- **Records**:
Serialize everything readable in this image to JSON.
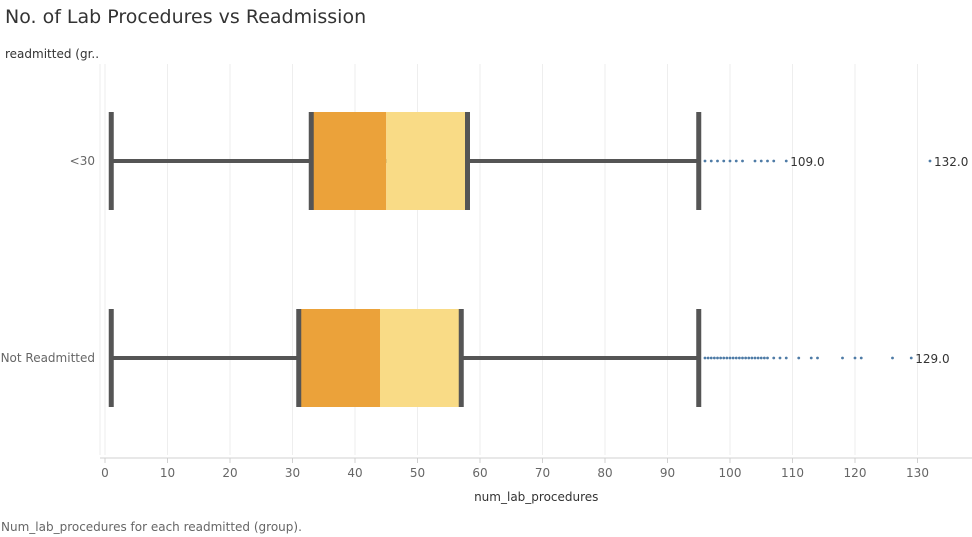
{
  "chart_data": {
    "type": "box",
    "title": "No. of Lab Procedures vs Readmission",
    "row_header": "readmitted (gr..",
    "xlabel": "num_lab_procedures",
    "caption": "Num_lab_procedures for each readmitted (group).",
    "xlim": [
      0,
      137
    ],
    "xticks": [
      0,
      10,
      20,
      30,
      40,
      50,
      60,
      70,
      80,
      90,
      100,
      110,
      120,
      130
    ],
    "categories": [
      "<30",
      "Not Readmitted"
    ],
    "boxes": [
      {
        "category": "<30",
        "whisker_low": 1,
        "q1": 33,
        "median": 45,
        "q3": 58,
        "whisker_high": 95,
        "outliers": [
          96,
          97,
          98,
          99,
          100,
          101,
          102,
          104,
          105,
          106,
          107,
          109,
          132
        ],
        "labels": [
          {
            "value": 109,
            "text": "109.0"
          },
          {
            "value": 132,
            "text": "132.0"
          }
        ]
      },
      {
        "category": "Not Readmitted",
        "whisker_low": 1,
        "q1": 31,
        "median": 44,
        "q3": 57,
        "whisker_high": 95,
        "outliers": [
          96,
          96.5,
          97,
          97.5,
          98,
          98.5,
          99,
          99.5,
          100,
          100.5,
          101,
          101.5,
          102,
          102.5,
          103,
          103.5,
          104,
          104.5,
          105,
          105.5,
          106,
          107,
          108,
          109,
          111,
          113,
          114,
          118,
          120,
          121,
          126,
          129
        ],
        "labels": [
          {
            "value": 129,
            "text": "129.0"
          }
        ]
      }
    ],
    "colors": {
      "lower_box": "#EBA23A",
      "upper_box": "#F9DB86",
      "whisker": "#555555",
      "outlier": "#4E7BA6",
      "grid": "#EEEEEE",
      "axis": "#D0D0D0"
    },
    "grid": true
  }
}
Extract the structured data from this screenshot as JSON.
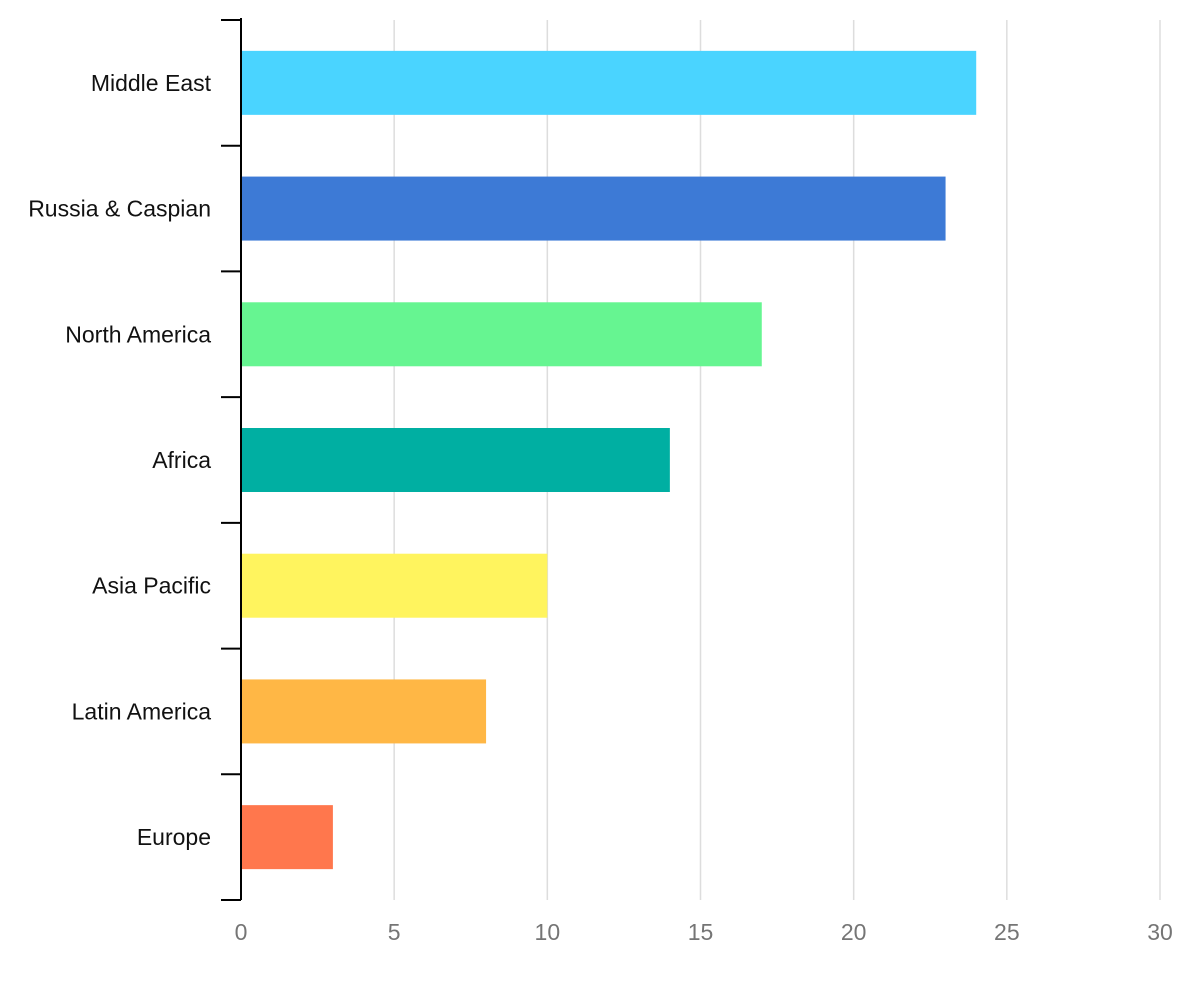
{
  "chart_data": {
    "type": "bar",
    "orientation": "horizontal",
    "title": "",
    "xlabel": "",
    "ylabel": "",
    "categories": [
      "Middle East",
      "Russia & Caspian",
      "North America",
      "Africa",
      "Asia Pacific",
      "Latin America",
      "Europe"
    ],
    "values": [
      24,
      23,
      17,
      14,
      10,
      8,
      3
    ],
    "colors": [
      "#4AD4FF",
      "#3D7AD6",
      "#66F591",
      "#00AFA2",
      "#FFF45E",
      "#FFB745",
      "#FF774D"
    ],
    "xlim": [
      0,
      30
    ],
    "x_ticks": [
      0,
      5,
      10,
      15,
      20,
      25,
      30
    ],
    "grid": "vertical",
    "legend": "none"
  }
}
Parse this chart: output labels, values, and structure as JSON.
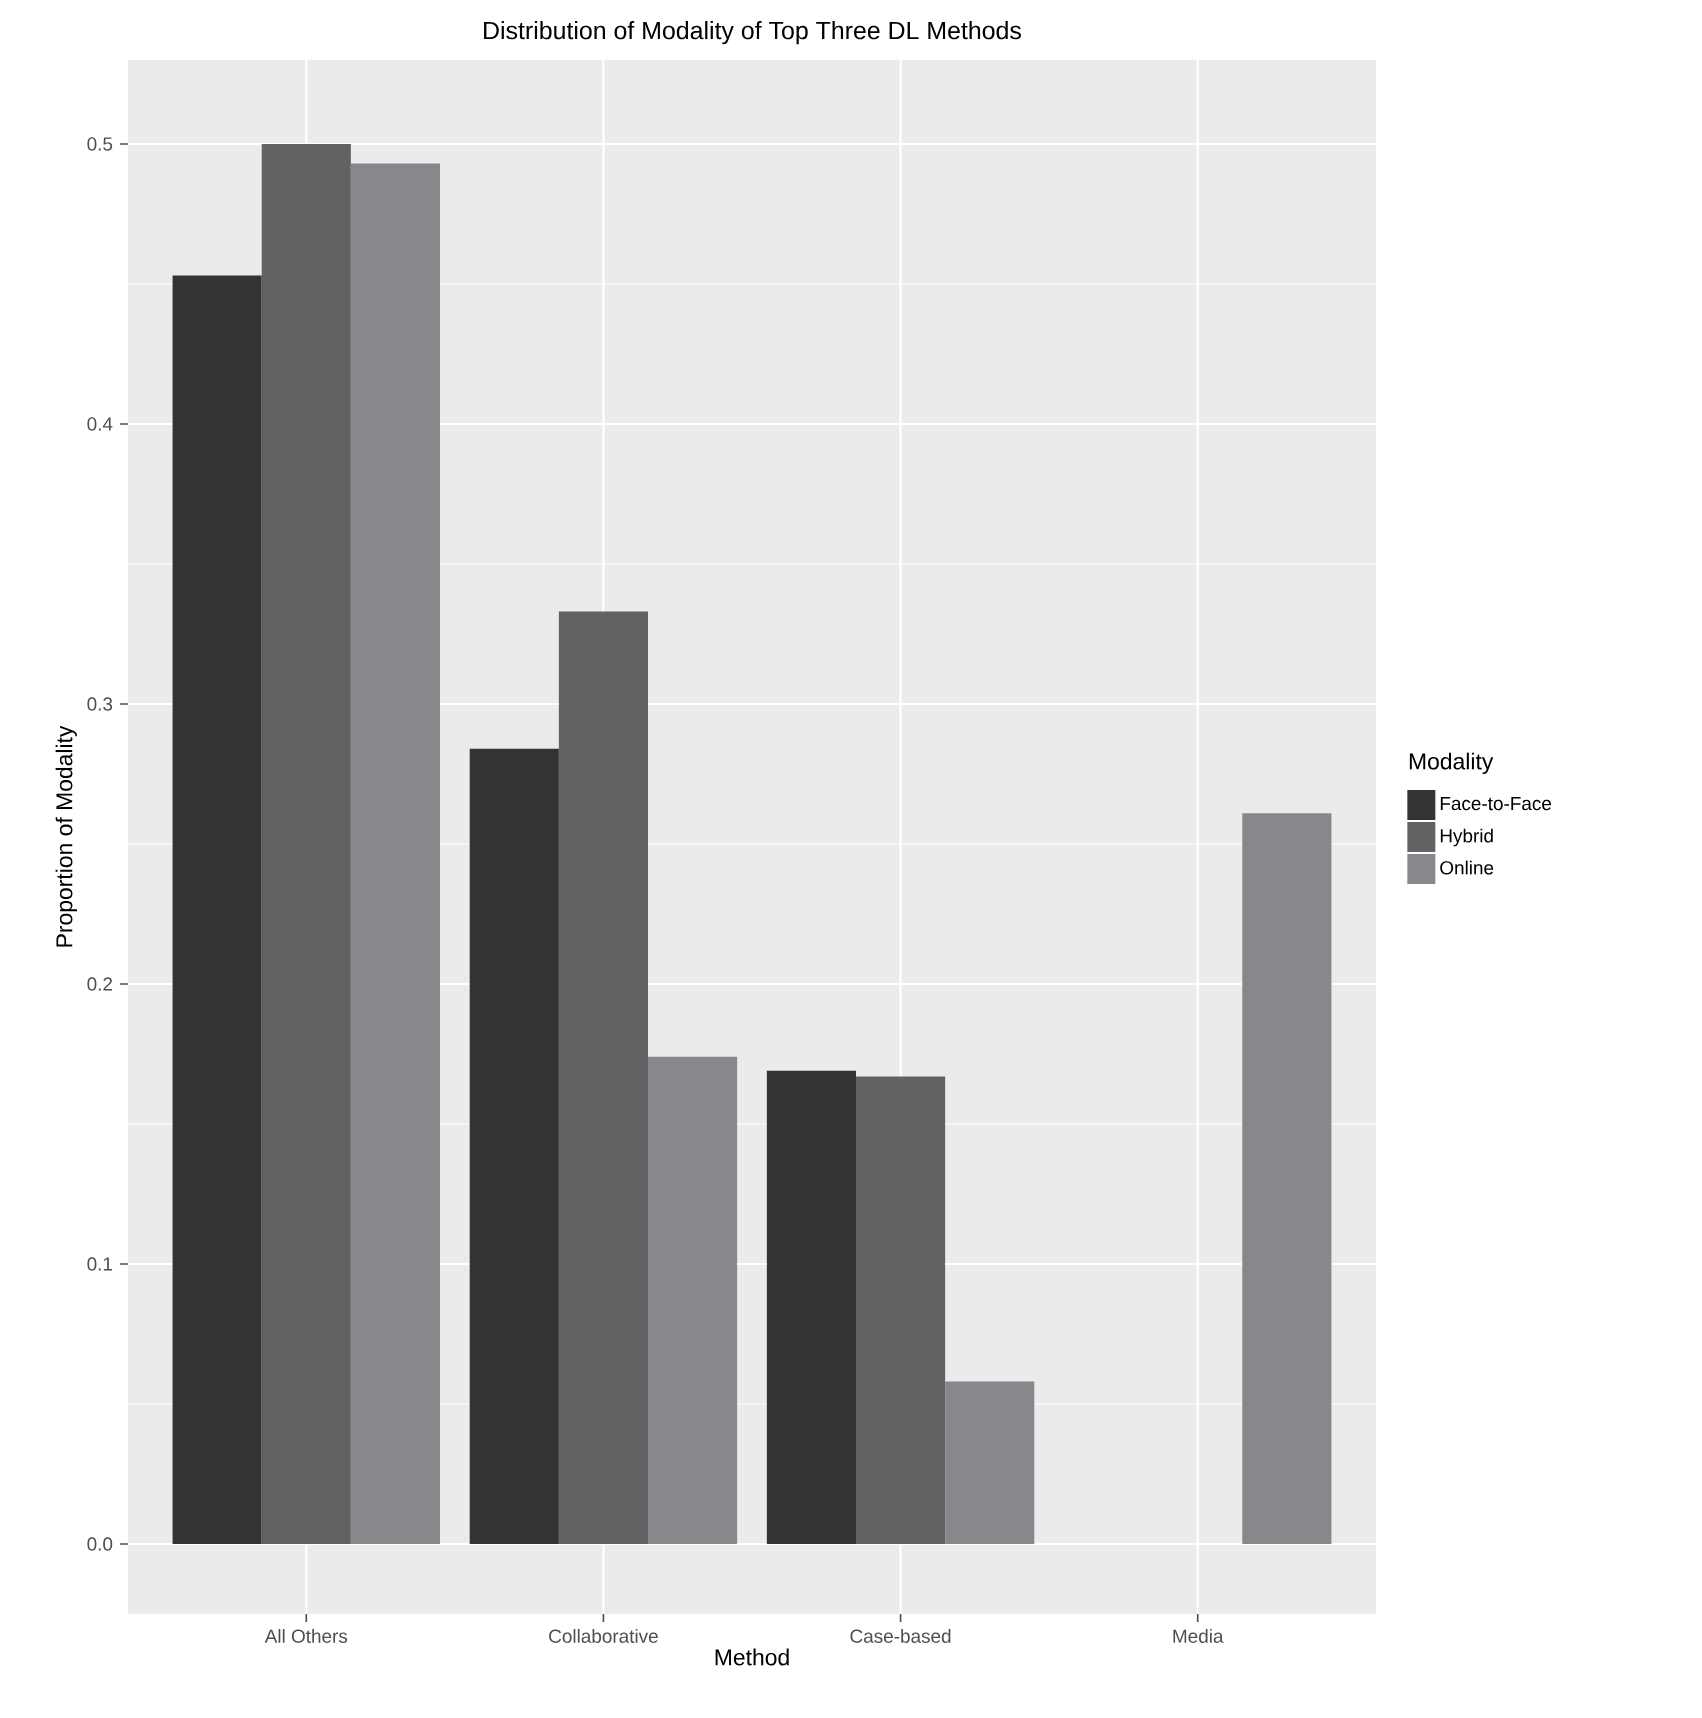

- **Written task**:
Say how many lines of the data include the word "this". Nothing other than the number should be given.

- **Exercise output**:
3